**PROBLEM DESCRIPTION**:
Please write out the material below exactly as given.

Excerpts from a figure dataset
:::

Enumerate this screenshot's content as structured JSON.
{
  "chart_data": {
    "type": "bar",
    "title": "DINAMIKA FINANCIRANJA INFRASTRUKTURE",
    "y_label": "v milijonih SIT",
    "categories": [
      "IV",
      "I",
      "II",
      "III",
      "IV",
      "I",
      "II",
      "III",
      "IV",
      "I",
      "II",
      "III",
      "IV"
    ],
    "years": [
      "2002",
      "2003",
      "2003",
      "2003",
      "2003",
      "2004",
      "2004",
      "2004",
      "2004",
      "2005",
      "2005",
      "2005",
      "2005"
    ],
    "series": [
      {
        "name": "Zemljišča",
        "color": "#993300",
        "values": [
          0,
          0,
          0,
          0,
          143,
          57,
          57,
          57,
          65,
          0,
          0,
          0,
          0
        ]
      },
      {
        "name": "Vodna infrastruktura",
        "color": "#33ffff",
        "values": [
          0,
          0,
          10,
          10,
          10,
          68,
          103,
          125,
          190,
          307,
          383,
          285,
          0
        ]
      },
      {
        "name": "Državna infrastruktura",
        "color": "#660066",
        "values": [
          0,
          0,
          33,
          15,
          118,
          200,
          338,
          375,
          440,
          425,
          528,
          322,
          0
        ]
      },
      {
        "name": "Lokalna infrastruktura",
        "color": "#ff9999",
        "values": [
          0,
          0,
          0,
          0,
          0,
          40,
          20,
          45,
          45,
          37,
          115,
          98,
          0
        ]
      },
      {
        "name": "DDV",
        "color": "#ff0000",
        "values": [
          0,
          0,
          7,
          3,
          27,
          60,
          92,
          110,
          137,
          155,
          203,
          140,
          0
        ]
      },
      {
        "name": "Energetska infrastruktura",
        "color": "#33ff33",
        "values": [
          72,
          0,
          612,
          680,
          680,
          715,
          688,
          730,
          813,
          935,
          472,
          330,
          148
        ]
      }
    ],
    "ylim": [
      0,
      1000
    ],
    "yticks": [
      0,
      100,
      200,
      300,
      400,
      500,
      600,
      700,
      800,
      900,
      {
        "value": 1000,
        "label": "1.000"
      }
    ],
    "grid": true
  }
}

:::

**EXERCISE RESPONSE**:
Enumerate this screenshot's content as structured JSON.
{
  "chart_data": {
    "type": "bar",
    "title": "DINAMIKA FINANCIRANJA INFRASTRUKTURE",
    "y_label": "v milijonih SIT",
    "categories": [
      "IV",
      "I",
      "II",
      "III",
      "IV",
      "I",
      "II",
      "III",
      "IV",
      "I",
      "II",
      "III",
      "IV"
    ],
    "years": [
      "2002",
      "2003",
      "2003",
      "2003",
      "2003",
      "2004",
      "2004",
      "2004",
      "2004",
      "2005",
      "2005",
      "2005",
      "2005"
    ],
    "series": [
      {
        "name": "Zemljišča",
        "color": "#993300",
        "values": [
          0,
          0,
          0,
          0,
          143,
          57,
          57,
          57,
          65,
          0,
          0,
          0,
          0
        ]
      },
      {
        "name": "Vodna infrastruktura",
        "color": "#33ffff",
        "values": [
          0,
          0,
          10,
          10,
          10,
          68,
          103,
          125,
          190,
          307,
          383,
          285,
          0
        ]
      },
      {
        "name": "Državna infrastruktura",
        "color": "#660066",
        "values": [
          0,
          0,
          33,
          15,
          118,
          200,
          338,
          375,
          440,
          425,
          528,
          322,
          0
        ]
      },
      {
        "name": "Lokalna infrastruktura",
        "color": "#ff9999",
        "values": [
          0,
          0,
          0,
          0,
          0,
          40,
          20,
          45,
          45,
          37,
          115,
          98,
          0
        ]
      },
      {
        "name": "DDV",
        "color": "#ff0000",
        "values": [
          0,
          0,
          7,
          3,
          27,
          60,
          92,
          110,
          137,
          155,
          203,
          140,
          0
        ]
      },
      {
        "name": "Energetska infrastruktura",
        "color": "#33ff33",
        "values": [
          72,
          0,
          612,
          680,
          680,
          715,
          688,
          730,
          813,
          935,
          472,
          330,
          148
        ]
      }
    ],
    "ylim": [
      0,
      1000
    ],
    "yticks": [
      0,
      100,
      200,
      300,
      400,
      500,
      600,
      700,
      800,
      900,
      {
        "value": 1000,
        "label": "1.000"
      }
    ],
    "grid": true
  }
}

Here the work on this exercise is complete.